_Collected data:_
* * * * *
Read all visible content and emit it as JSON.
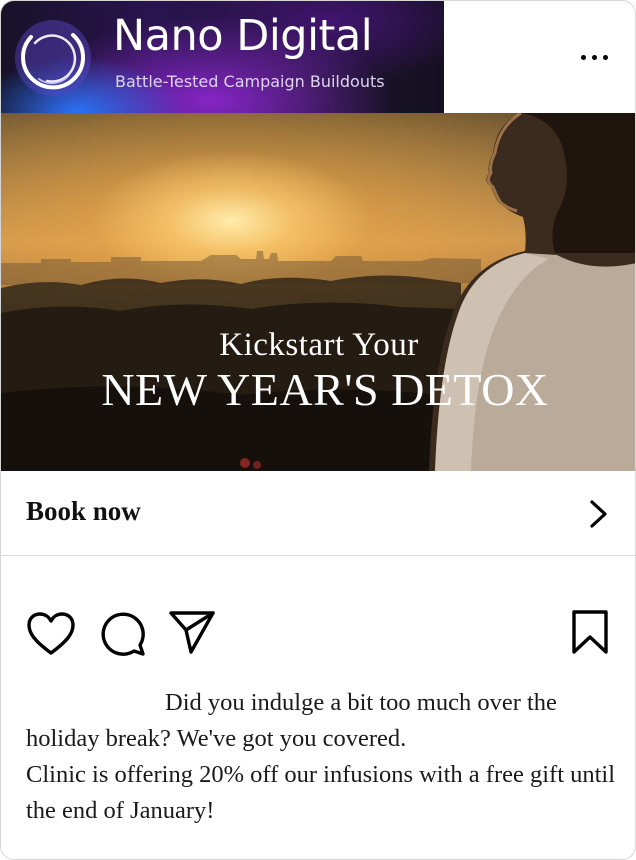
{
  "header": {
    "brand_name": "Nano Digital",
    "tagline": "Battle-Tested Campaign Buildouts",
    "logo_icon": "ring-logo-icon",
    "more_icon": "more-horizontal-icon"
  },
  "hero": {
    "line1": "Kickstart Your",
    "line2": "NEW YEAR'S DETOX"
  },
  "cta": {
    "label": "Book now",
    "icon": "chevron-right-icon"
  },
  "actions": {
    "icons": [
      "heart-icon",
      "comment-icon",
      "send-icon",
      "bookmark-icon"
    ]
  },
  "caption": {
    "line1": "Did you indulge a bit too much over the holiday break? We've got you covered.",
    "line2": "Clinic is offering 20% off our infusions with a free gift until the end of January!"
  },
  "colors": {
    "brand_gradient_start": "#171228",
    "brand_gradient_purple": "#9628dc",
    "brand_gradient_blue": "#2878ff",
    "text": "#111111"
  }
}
* * * * *
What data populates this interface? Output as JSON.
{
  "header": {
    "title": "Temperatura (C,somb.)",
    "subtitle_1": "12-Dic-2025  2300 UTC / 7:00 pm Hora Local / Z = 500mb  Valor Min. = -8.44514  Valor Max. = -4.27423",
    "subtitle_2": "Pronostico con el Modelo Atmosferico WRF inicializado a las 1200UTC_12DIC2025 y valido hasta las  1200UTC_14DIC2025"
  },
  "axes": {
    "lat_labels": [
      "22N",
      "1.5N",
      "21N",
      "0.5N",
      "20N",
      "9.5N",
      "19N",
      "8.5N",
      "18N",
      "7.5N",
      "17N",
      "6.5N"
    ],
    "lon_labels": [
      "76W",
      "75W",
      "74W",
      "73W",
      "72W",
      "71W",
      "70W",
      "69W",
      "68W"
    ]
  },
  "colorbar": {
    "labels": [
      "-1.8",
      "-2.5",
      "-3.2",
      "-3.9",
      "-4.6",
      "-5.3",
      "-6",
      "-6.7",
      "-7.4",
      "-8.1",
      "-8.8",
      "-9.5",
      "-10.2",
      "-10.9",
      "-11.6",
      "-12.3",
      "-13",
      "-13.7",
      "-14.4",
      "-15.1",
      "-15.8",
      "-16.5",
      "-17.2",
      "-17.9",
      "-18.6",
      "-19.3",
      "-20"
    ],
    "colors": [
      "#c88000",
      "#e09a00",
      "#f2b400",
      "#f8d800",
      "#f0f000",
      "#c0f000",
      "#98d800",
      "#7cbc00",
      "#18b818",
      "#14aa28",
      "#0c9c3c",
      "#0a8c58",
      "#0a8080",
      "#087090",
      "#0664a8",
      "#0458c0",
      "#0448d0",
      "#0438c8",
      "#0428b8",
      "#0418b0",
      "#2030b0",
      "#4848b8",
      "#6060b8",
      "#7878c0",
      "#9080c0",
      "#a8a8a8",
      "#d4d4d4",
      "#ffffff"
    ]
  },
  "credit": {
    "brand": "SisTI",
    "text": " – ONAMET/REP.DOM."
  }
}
* * * * *
_Stated exercise:_ Find the lines above holding the word "JSON" and show them.

_Result below:_
Read all visible content and emit it as JSON.
What data populates this interface? Output as JSON.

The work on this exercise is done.